Collected data
________
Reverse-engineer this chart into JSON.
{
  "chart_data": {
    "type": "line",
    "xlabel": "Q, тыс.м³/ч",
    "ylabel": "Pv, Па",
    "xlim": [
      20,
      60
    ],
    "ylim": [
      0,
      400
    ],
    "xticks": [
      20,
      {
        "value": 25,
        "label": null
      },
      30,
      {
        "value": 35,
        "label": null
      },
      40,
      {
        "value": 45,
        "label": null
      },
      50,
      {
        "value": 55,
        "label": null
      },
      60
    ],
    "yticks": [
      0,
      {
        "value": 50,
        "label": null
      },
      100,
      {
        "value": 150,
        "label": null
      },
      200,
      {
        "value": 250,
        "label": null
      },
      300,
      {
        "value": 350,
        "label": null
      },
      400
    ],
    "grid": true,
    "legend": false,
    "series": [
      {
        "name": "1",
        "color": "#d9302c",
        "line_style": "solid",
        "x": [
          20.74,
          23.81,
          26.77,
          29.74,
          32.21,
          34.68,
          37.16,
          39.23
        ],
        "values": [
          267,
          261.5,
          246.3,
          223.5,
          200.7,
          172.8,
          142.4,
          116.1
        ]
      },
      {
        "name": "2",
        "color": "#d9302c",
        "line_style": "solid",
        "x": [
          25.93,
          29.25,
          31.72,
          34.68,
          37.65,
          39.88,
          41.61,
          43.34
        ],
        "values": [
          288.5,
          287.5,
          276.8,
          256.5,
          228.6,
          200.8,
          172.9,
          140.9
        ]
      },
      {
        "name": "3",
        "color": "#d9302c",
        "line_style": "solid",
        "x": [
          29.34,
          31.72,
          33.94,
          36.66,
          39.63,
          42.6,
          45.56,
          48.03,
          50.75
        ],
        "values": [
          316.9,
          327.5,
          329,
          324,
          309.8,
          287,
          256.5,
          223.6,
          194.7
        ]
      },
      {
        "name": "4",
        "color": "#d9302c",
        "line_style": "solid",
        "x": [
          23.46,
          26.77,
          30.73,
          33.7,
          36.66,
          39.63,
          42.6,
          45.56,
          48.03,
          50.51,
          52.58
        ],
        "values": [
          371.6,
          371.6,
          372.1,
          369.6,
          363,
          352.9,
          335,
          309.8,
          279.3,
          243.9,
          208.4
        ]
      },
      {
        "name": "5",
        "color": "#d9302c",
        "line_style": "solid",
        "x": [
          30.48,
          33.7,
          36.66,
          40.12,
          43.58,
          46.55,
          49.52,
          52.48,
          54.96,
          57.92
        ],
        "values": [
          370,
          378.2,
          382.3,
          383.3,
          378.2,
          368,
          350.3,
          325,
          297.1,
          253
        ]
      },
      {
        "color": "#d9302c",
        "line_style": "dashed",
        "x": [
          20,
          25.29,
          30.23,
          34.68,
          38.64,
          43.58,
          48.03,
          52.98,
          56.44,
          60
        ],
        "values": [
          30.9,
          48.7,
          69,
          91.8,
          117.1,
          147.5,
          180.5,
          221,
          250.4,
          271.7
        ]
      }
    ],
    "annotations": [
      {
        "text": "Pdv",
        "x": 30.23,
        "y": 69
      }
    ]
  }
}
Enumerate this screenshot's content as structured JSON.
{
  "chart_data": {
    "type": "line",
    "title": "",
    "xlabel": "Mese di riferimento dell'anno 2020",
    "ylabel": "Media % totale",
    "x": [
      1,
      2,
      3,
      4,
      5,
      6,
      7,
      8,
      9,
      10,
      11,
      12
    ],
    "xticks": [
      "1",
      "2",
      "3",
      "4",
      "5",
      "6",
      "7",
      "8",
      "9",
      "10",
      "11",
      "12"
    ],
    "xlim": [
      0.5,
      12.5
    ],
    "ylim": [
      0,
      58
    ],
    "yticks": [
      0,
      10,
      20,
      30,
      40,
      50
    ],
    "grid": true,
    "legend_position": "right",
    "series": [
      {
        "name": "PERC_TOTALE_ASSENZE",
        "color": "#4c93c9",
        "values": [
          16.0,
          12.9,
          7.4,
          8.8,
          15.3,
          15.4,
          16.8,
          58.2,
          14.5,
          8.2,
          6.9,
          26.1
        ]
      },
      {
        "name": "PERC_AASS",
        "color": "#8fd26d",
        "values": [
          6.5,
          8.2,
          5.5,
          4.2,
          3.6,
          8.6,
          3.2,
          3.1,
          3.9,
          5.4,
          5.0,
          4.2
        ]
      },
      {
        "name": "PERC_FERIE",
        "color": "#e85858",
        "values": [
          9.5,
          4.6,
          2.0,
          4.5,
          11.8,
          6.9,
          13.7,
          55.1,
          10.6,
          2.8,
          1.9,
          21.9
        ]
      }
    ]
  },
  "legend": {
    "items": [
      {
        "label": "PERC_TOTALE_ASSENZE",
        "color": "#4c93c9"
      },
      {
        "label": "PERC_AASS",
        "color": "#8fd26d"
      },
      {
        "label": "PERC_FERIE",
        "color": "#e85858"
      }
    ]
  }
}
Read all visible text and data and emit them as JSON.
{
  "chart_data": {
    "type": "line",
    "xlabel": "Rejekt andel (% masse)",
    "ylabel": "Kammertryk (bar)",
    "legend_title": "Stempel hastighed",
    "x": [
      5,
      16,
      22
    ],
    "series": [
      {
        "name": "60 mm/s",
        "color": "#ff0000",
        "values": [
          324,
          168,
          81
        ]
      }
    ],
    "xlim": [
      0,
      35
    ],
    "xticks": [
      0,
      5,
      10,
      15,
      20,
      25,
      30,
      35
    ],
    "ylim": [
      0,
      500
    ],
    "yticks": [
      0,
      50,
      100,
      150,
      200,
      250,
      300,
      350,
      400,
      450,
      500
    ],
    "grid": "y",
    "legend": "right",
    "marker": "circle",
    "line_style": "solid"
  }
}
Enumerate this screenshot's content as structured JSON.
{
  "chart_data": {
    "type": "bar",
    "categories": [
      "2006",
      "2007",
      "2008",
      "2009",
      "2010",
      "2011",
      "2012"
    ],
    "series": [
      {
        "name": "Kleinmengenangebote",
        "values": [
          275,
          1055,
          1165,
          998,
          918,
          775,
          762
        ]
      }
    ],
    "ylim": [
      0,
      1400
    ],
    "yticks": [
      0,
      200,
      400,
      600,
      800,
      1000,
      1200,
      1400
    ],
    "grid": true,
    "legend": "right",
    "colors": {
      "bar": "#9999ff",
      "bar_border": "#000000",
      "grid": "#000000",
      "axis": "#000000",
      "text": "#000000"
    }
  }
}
________
Problem statement -
What is needed here is an exact reproduction of all the entries.

The completed task -
Reverse-engineer this chart into JSON.
{
  "chart_data": {
    "type": "line",
    "xlabel": "Q, тыс.м³/ч",
    "ylabel": "Pv, Па",
    "xlim": [
      20,
      60
    ],
    "ylim": [
      0,
      400
    ],
    "xticks": [
      20,
      {
        "value": 25,
        "label": null
      },
      30,
      {
        "value": 35,
        "label": null
      },
      40,
      {
        "value": 45,
        "label": null
      },
      50,
      {
        "value": 55,
        "label": null
      },
      60
    ],
    "yticks": [
      0,
      {
        "value": 50,
        "label": null
      },
      100,
      {
        "value": 150,
        "label": null
      },
      200,
      {
        "value": 250,
        "label": null
      },
      300,
      {
        "value": 350,
        "label": null
      },
      400
    ],
    "grid": true,
    "legend": false,
    "series": [
      {
        "name": "1",
        "color": "#d9302c",
        "line_style": "solid",
        "x": [
          20.74,
          23.81,
          26.77,
          29.74,
          32.21,
          34.68,
          37.16,
          39.23
        ],
        "values": [
          267,
          261.5,
          246.3,
          223.5,
          200.7,
          172.8,
          142.4,
          116.1
        ]
      },
      {
        "name": "2",
        "color": "#d9302c",
        "line_style": "solid",
        "x": [
          25.93,
          29.25,
          31.72,
          34.68,
          37.65,
          39.88,
          41.61,
          43.34
        ],
        "values": [
          288.5,
          287.5,
          276.8,
          256.5,
          228.6,
          200.8,
          172.9,
          140.9
        ]
      },
      {
        "name": "3",
        "color": "#d9302c",
        "line_style": "solid",
        "x": [
          29.34,
          31.72,
          33.94,
          36.66,
          39.63,
          42.6,
          45.56,
          48.03,
          50.75
        ],
        "values": [
          316.9,
          327.5,
          329,
          324,
          309.8,
          287,
          256.5,
          223.6,
          194.7
        ]
      },
      {
        "name": "4",
        "color": "#d9302c",
        "line_style": "solid",
        "x": [
          23.46,
          26.77,
          30.73,
          33.7,
          36.66,
          39.63,
          42.6,
          45.56,
          48.03,
          50.51,
          52.58
        ],
        "values": [
          371.6,
          371.6,
          372.1,
          369.6,
          363,
          352.9,
          335,
          309.8,
          279.3,
          243.9,
          208.4
        ]
      },
      {
        "name": "5",
        "color": "#d9302c",
        "line_style": "solid",
        "x": [
          30.48,
          33.7,
          36.66,
          40.12,
          43.58,
          46.55,
          49.52,
          52.48,
          54.96,
          57.92
        ],
        "values": [
          370,
          378.2,
          382.3,
          383.3,
          378.2,
          368,
          350.3,
          325,
          297.1,
          253
        ]
      },
      {
        "color": "#d9302c",
        "line_style": "dashed",
        "x": [
          20,
          25.29,
          30.23,
          34.68,
          38.64,
          43.58,
          48.03,
          52.98,
          56.44,
          60
        ],
        "values": [
          30.9,
          48.7,
          69,
          91.8,
          117.1,
          147.5,
          180.5,
          221,
          250.4,
          271.7
        ]
      }
    ],
    "annotations": [
      {
        "text": "Pdv",
        "x": 30.23,
        "y": 69
      }
    ]
  }
}
Enumerate this screenshot's content as structured JSON.
{
  "chart_data": {
    "type": "line",
    "title": "",
    "xlabel": "Mese di riferimento dell'anno 2020",
    "ylabel": "Media % totale",
    "x": [
      1,
      2,
      3,
      4,
      5,
      6,
      7,
      8,
      9,
      10,
      11,
      12
    ],
    "xticks": [
      "1",
      "2",
      "3",
      "4",
      "5",
      "6",
      "7",
      "8",
      "9",
      "10",
      "11",
      "12"
    ],
    "xlim": [
      0.5,
      12.5
    ],
    "ylim": [
      0,
      58
    ],
    "yticks": [
      0,
      10,
      20,
      30,
      40,
      50
    ],
    "grid": true,
    "legend_position": "right",
    "series": [
      {
        "name": "PERC_TOTALE_ASSENZE",
        "color": "#4c93c9",
        "values": [
          16.0,
          12.9,
          7.4,
          8.8,
          15.3,
          15.4,
          16.8,
          58.2,
          14.5,
          8.2,
          6.9,
          26.1
        ]
      },
      {
        "name": "PERC_AASS",
        "color": "#8fd26d",
        "values": [
          6.5,
          8.2,
          5.5,
          4.2,
          3.6,
          8.6,
          3.2,
          3.1,
          3.9,
          5.4,
          5.0,
          4.2
        ]
      },
      {
        "name": "PERC_FERIE",
        "color": "#e85858",
        "values": [
          9.5,
          4.6,
          2.0,
          4.5,
          11.8,
          6.9,
          13.7,
          55.1,
          10.6,
          2.8,
          1.9,
          21.9
        ]
      }
    ]
  },
  "legend": {
    "items": [
      {
        "label": "PERC_TOTALE_ASSENZE",
        "color": "#4c93c9"
      },
      {
        "label": "PERC_AASS",
        "color": "#8fd26d"
      },
      {
        "label": "PERC_FERIE",
        "color": "#e85858"
      }
    ]
  }
}
Read all visible text and data and emit them as JSON.
{
  "chart_data": {
    "type": "line",
    "xlabel": "Rejekt andel (% masse)",
    "ylabel": "Kammertryk (bar)",
    "legend_title": "Stempel hastighed",
    "x": [
      5,
      16,
      22
    ],
    "series": [
      {
        "name": "60 mm/s",
        "color": "#ff0000",
        "values": [
          324,
          168,
          81
        ]
      }
    ],
    "xlim": [
      0,
      35
    ],
    "xticks": [
      0,
      5,
      10,
      15,
      20,
      25,
      30,
      35
    ],
    "ylim": [
      0,
      500
    ],
    "yticks": [
      0,
      50,
      100,
      150,
      200,
      250,
      300,
      350,
      400,
      450,
      500
    ],
    "grid": "y",
    "legend": "right",
    "marker": "circle",
    "line_style": "solid"
  }
}
Enumerate this screenshot's content as structured JSON.
{
  "chart_data": {
    "type": "bar",
    "categories": [
      "2006",
      "2007",
      "2008",
      "2009",
      "2010",
      "2011",
      "2012"
    ],
    "series": [
      {
        "name": "Kleinmengenangebote",
        "values": [
          275,
          1055,
          1165,
          998,
          918,
          775,
          762
        ]
      }
    ],
    "ylim": [
      0,
      1400
    ],
    "yticks": [
      0,
      200,
      400,
      600,
      800,
      1000,
      1200,
      1400
    ],
    "grid": true,
    "legend": "right",
    "colors": {
      "bar": "#9999ff",
      "bar_border": "#000000",
      "grid": "#000000",
      "axis": "#000000",
      "text": "#000000"
    }
  }
}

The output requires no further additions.